(Extracted records)
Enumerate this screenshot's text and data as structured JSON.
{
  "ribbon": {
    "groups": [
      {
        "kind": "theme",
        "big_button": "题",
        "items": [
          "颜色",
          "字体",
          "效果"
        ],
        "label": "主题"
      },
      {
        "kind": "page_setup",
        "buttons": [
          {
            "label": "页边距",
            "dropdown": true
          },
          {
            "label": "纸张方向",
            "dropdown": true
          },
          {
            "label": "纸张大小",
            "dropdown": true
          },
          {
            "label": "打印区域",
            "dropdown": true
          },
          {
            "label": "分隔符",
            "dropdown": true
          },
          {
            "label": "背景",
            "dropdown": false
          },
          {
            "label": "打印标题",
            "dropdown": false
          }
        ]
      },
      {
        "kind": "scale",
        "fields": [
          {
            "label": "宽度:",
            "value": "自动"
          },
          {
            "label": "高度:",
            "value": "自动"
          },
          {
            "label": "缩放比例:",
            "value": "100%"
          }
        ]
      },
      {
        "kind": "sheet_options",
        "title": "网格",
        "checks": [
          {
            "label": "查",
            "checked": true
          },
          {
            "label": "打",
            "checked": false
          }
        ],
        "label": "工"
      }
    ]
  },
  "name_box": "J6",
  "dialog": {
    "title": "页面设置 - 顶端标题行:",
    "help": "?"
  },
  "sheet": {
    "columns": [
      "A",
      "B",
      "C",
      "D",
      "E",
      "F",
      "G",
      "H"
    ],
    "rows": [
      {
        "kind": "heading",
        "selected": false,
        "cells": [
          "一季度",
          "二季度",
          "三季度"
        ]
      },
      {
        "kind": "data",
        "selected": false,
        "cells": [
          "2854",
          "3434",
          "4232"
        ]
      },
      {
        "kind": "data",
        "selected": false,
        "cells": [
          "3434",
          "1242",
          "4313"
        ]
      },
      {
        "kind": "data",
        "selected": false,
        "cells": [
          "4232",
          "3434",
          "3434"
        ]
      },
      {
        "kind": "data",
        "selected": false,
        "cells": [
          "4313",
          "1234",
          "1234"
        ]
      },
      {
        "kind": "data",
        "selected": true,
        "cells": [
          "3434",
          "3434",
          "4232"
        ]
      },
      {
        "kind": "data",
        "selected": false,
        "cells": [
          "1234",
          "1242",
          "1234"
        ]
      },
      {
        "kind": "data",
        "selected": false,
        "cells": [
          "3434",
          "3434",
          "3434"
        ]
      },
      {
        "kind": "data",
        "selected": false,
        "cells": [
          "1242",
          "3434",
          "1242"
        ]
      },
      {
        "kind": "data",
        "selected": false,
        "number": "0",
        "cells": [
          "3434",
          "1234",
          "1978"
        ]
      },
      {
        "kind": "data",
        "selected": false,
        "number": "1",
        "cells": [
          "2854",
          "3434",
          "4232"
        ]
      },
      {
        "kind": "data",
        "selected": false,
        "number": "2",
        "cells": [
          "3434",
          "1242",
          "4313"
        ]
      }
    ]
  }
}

• _OBJECTIVE_: Each entry above is to be set down again in exactly the same words.

• _SOLUTION BELOW_:
Enumerate this screenshot's text and data as structured JSON.
{
  "ribbon": {
    "groups": [
      {
        "kind": "theme",
        "big_button": "题",
        "items": [
          "颜色",
          "字体",
          "效果"
        ],
        "label": "主题"
      },
      {
        "kind": "page_setup",
        "buttons": [
          {
            "label": "页边距",
            "dropdown": true
          },
          {
            "label": "纸张方向",
            "dropdown": true
          },
          {
            "label": "纸张大小",
            "dropdown": true
          },
          {
            "label": "打印区域",
            "dropdown": true
          },
          {
            "label": "分隔符",
            "dropdown": true
          },
          {
            "label": "背景",
            "dropdown": false
          },
          {
            "label": "打印标题",
            "dropdown": false
          }
        ]
      },
      {
        "kind": "scale",
        "fields": [
          {
            "label": "宽度:",
            "value": "自动"
          },
          {
            "label": "高度:",
            "value": "自动"
          },
          {
            "label": "缩放比例:",
            "value": "100%"
          }
        ]
      },
      {
        "kind": "sheet_options",
        "title": "网格",
        "checks": [
          {
            "label": "查",
            "checked": true
          },
          {
            "label": "打",
            "checked": false
          }
        ],
        "label": "工"
      }
    ]
  },
  "name_box": "J6",
  "dialog": {
    "title": "页面设置 - 顶端标题行:",
    "help": "?"
  },
  "sheet": {
    "columns": [
      "A",
      "B",
      "C",
      "D",
      "E",
      "F",
      "G",
      "H"
    ],
    "rows": [
      {
        "kind": "heading",
        "selected": false,
        "cells": [
          "一季度",
          "二季度",
          "三季度"
        ]
      },
      {
        "kind": "data",
        "selected": false,
        "cells": [
          "2854",
          "3434",
          "4232"
        ]
      },
      {
        "kind": "data",
        "selected": false,
        "cells": [
          "3434",
          "1242",
          "4313"
        ]
      },
      {
        "kind": "data",
        "selected": false,
        "cells": [
          "4232",
          "3434",
          "3434"
        ]
      },
      {
        "kind": "data",
        "selected": false,
        "cells": [
          "4313",
          "1234",
          "1234"
        ]
      },
      {
        "kind": "data",
        "selected": true,
        "cells": [
          "3434",
          "3434",
          "4232"
        ]
      },
      {
        "kind": "data",
        "selected": false,
        "cells": [
          "1234",
          "1242",
          "1234"
        ]
      },
      {
        "kind": "data",
        "selected": false,
        "cells": [
          "3434",
          "3434",
          "3434"
        ]
      },
      {
        "kind": "data",
        "selected": false,
        "cells": [
          "1242",
          "3434",
          "1242"
        ]
      },
      {
        "kind": "data",
        "selected": false,
        "number": "0",
        "cells": [
          "3434",
          "1234",
          "1978"
        ]
      },
      {
        "kind": "data",
        "selected": false,
        "number": "1",
        "cells": [
          "2854",
          "3434",
          "4232"
        ]
      },
      {
        "kind": "data",
        "selected": false,
        "number": "2",
        "cells": [
          "3434",
          "1242",
          "4313"
        ]
      }
    ]
  }
}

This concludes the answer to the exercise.